*EXERCISE DIRECTIONS*. List each line of the data that holds the string "Katkısı".

-- START MATERIAL FOR THE TASK --

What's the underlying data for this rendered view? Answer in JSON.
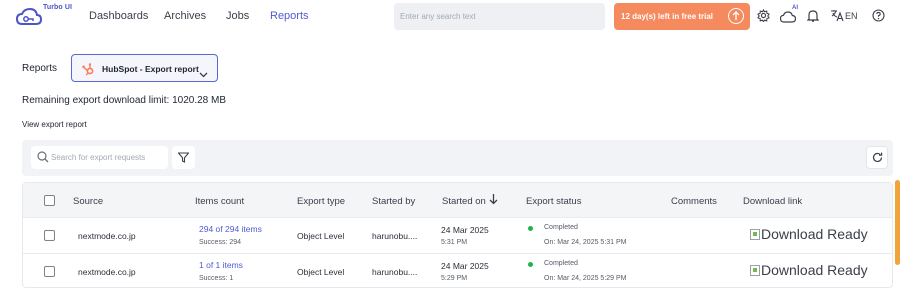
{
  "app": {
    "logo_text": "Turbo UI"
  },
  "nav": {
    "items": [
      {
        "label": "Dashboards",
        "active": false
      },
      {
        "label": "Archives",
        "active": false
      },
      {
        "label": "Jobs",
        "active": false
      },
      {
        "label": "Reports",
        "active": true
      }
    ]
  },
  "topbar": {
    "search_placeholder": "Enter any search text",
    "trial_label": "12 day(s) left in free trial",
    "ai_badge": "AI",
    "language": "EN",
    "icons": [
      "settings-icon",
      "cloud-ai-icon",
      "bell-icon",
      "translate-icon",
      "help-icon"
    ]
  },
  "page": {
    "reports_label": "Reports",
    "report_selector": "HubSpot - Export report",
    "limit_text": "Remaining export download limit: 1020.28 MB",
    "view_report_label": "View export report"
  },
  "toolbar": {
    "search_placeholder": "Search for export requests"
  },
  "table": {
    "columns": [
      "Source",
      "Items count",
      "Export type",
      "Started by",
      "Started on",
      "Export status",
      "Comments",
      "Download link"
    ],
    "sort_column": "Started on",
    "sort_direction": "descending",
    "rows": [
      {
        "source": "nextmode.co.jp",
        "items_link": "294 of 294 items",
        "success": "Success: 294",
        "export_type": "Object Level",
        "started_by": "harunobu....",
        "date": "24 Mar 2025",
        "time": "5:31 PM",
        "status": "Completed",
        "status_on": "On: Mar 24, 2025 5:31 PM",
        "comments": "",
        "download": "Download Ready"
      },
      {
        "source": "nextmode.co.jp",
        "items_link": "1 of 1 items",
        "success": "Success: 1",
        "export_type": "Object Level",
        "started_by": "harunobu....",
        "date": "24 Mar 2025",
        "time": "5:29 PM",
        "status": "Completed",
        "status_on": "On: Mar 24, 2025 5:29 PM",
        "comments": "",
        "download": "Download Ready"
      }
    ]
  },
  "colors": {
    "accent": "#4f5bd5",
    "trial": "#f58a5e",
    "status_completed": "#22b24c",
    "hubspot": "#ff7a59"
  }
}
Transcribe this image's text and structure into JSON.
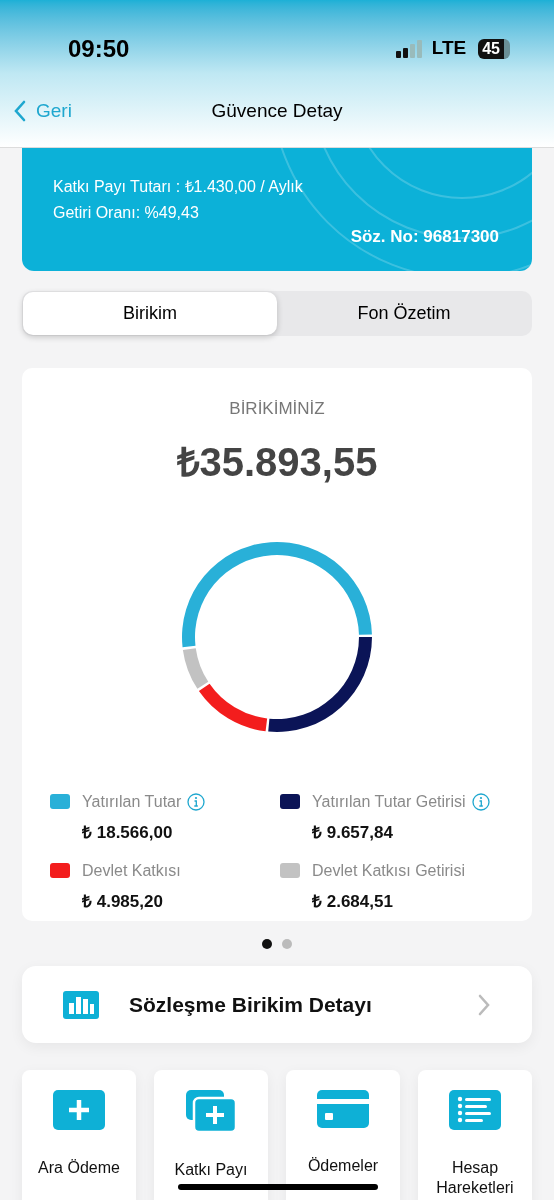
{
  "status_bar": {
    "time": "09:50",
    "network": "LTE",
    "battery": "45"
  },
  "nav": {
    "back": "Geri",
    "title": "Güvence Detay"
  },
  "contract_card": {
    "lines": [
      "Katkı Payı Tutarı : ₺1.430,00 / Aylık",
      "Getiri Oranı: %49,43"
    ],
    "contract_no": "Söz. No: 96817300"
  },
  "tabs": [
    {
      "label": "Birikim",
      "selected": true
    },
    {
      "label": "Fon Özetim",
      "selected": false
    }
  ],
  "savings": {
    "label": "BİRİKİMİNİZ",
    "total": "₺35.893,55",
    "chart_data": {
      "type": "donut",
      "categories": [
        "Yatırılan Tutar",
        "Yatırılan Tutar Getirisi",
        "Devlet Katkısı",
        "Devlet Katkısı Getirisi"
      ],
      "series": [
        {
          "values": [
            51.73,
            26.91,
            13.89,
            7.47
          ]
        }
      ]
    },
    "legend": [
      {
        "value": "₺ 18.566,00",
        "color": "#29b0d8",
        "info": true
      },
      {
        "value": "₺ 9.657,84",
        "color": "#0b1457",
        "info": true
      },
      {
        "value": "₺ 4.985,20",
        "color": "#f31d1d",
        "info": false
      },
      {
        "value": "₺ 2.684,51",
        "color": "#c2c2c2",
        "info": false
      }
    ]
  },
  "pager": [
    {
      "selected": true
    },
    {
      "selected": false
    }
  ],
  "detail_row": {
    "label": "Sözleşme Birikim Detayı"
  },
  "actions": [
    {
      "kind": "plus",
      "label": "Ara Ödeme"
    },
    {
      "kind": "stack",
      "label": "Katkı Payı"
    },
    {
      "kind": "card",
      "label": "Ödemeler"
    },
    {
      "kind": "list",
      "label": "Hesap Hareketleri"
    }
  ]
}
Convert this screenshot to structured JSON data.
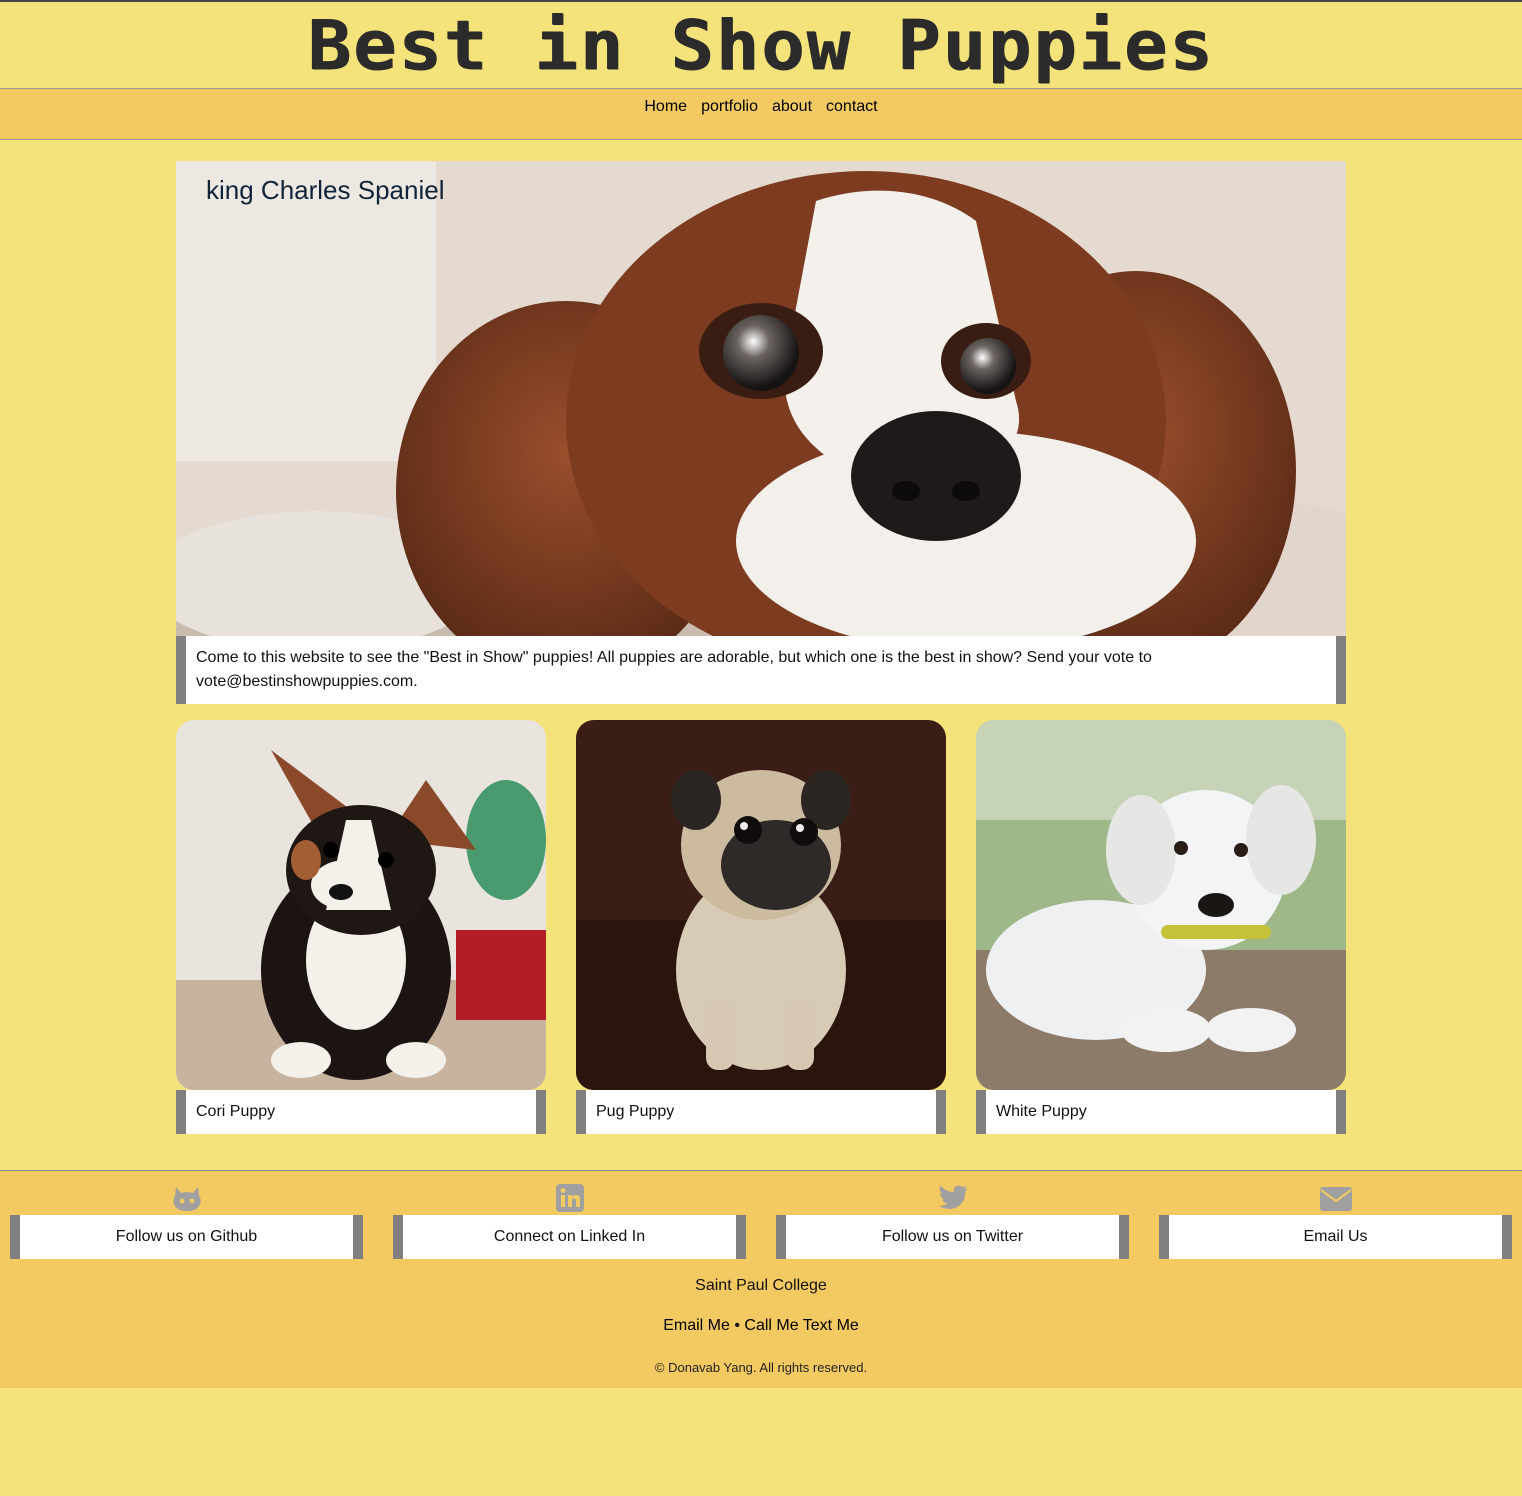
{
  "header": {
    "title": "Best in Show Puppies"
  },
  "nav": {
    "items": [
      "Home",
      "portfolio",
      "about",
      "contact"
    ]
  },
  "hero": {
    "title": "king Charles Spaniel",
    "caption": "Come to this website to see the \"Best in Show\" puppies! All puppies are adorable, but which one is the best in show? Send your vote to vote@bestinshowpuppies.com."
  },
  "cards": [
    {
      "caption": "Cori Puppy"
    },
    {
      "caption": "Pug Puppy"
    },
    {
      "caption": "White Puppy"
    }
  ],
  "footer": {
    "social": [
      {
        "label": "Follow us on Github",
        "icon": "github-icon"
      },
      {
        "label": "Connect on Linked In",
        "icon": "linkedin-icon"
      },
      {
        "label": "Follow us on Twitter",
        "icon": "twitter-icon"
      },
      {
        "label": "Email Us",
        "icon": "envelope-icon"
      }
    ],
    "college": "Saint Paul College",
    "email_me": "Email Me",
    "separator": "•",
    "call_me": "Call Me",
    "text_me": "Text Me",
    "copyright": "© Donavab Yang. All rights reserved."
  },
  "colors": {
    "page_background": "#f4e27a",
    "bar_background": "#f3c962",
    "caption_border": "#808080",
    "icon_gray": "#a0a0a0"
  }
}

-- END MATERIAL FOR THE TASK --

*WRITTEN ANSWER*.
        "Devlet Katkısı",
        "Devlet Katkısı Getirisi"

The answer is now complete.